• [依頼内容 1]
EC戦略についてのインタビューのうち、「尻江:2025年2月期のEC」で始まり「体験の提供を目指しています。」まで続く部分を、一字も変えずに打ち直してください。
• [依頼内容 2]
EC戦略についてのインタビューで、ECが非常に重要なチャネルと位置づけられているのはなぜですか。インタビュー中の説明に沿って、一～三文で答えてください。
• [依頼内容 3]
EC戦略についてのインタビューを、最後の一文に続けて書き進めてください。

• [ページ抜粋]
• • •

MZ:非常に幅広い事業を展開されていますね。今回はその中でも、特に「WOS」における取り組みについてお伺いできればと思います。御社ではECをどのようなチャネルと位置づけ、どのような戦略で展開されているのでしょうか?

尻江:2025年2月期のEC取扱高は497億円。全体売上の約22%を占めており、ECは非常に重要なチャネルと位置づけています。業界全体としてECモール化が進む中、当社でもECモールとしての規模拡大に注力しています。

 具体的には、「WOS」と親和性の高いブランドの招致に取り組むほか、アパレル以外のライフスタイル雑貨や服飾雑貨といった商材の強化にも注力しています。

 さらに、実店舗とオンラインの双方をご利用いただくお客様に向けたサービスも拡充中です。たとえば、店舗在庫の取り置きサービスや、店舗への商品取り寄せ機能の充実を図ることで、よりシームレスな購買体験の提供を目指しています。

• • •

• [表示データ]
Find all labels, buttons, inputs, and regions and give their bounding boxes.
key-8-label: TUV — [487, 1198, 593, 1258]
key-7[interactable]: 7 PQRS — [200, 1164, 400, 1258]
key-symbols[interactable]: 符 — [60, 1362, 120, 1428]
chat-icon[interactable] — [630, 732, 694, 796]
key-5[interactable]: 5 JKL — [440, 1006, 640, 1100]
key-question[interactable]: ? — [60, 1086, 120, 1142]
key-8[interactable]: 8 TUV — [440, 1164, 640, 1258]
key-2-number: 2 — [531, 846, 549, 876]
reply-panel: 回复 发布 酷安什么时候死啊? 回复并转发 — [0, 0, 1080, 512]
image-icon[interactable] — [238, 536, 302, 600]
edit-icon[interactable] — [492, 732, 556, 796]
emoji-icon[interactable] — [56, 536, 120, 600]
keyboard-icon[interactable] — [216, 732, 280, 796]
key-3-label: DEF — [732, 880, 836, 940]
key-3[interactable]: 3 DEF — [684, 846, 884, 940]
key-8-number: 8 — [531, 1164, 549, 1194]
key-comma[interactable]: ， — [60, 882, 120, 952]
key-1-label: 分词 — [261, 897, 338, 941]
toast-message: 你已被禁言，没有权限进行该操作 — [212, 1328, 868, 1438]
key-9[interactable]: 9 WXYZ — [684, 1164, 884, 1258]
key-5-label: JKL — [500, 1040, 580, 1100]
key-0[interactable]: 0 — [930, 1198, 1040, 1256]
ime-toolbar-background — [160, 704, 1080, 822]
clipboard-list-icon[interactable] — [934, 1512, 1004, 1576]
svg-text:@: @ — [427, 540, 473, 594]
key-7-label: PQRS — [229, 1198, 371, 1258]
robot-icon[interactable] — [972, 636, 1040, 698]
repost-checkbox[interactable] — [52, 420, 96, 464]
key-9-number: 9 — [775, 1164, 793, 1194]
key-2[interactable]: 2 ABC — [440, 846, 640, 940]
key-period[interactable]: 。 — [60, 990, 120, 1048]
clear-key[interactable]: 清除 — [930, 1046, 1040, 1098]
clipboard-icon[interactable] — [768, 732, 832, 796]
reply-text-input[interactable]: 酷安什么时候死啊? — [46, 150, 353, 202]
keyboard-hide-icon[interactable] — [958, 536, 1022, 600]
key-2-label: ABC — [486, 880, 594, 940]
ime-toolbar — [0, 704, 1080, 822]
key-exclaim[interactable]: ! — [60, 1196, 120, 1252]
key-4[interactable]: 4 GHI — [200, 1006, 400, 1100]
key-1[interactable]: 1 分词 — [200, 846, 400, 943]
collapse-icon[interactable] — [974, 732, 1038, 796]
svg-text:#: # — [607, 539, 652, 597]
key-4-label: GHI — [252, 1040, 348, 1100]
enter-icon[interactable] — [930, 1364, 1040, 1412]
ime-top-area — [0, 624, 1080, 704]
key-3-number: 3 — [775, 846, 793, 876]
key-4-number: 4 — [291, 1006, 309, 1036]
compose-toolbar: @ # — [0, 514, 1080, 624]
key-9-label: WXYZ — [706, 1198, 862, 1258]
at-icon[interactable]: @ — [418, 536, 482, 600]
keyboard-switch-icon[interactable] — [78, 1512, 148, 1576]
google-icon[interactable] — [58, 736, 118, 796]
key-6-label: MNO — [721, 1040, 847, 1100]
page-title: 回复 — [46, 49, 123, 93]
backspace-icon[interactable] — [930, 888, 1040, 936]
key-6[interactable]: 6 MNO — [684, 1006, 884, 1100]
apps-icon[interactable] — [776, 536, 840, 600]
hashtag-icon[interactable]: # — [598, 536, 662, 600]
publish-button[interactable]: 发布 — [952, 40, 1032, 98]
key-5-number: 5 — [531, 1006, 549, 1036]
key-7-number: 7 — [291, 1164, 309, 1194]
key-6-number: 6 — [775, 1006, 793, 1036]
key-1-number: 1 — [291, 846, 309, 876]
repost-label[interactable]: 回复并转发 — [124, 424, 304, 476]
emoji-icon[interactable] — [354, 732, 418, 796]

• • •

• [回答 1]
尻江:2025年2月期のEC取扱高は497億円。全体売上の約22%を占めており、ECは非常に重要なチャネルと位置づけています。業界全体としてECモール化が進む中、当社でもECモールとしての規模拡大に注力しています。

 具体的には、「WOS」と親和性の高いブランドの招致に取り組むほか、アパレル以外のライフスタイル雑貨や服飾雑貨といった商材の強化にも注力しています。

 さらに、実店舗とオンラインの双方をご利用いただくお客様に向けたサービスも拡充中です。たとえば、店舗在庫の取り置きサービスや、店舗への商品取り寄せ機能の充実を図ることで、よりシームレスな購買体験の提供を目指しています。

• [回答 2]
2025年2月期のEC取扱高が497億円にのぼり、全体売上の約22%を占めているためです。

• [回答 3]
デジタル戦略の要「メール基盤」の刷新を決意

MZ:EC売上においては、“メルマガ”を活用した顧客コミュニケーションが、かなり重要なタッチポイントになっているそうですね。

尻江:そうですね。オウンドメディアで配信しているメルマガは、売上への貢献度が高く、非常に重要なタッチポイントのひとつです。内容としては、「夏こそサマになる!即戦力トップス」といった季節ごとの特集や、スタッフによるスタイリングコンテンツなどを配信しています。

 また、MA(マーケティングオートメーション)を活用し、カートに商品を入れたものの購入に至らなかった場合や、お気に入り登録された商品の価格が下がった際、在庫が少なくなった際など、特定のシナリオに基づいてメルマガを配信しています。

MZ:上記戦略を進める中で、課題と感じることはありましたか。

尻江:EC売上が拡大し、成長を続けることで、取り扱う商品やブランドの数も必然的に増加します。その結果、お客様一人ひとりに提供される情報量が多くなり、かえって選択の負担になってしまうケースが出てきました。

 このような状況を解決するためには、パーソナライゼーションが不可欠であり、お客様の行動データを活用することが重要だと考えています。事前にある程度最適化された状態でお客様をお迎えし、適切な商品やサービスを提案できる仕組みの構築が必要だと感じ、2021年にKARTEを導入。Web上のパーソナライズ施策を推進してきました。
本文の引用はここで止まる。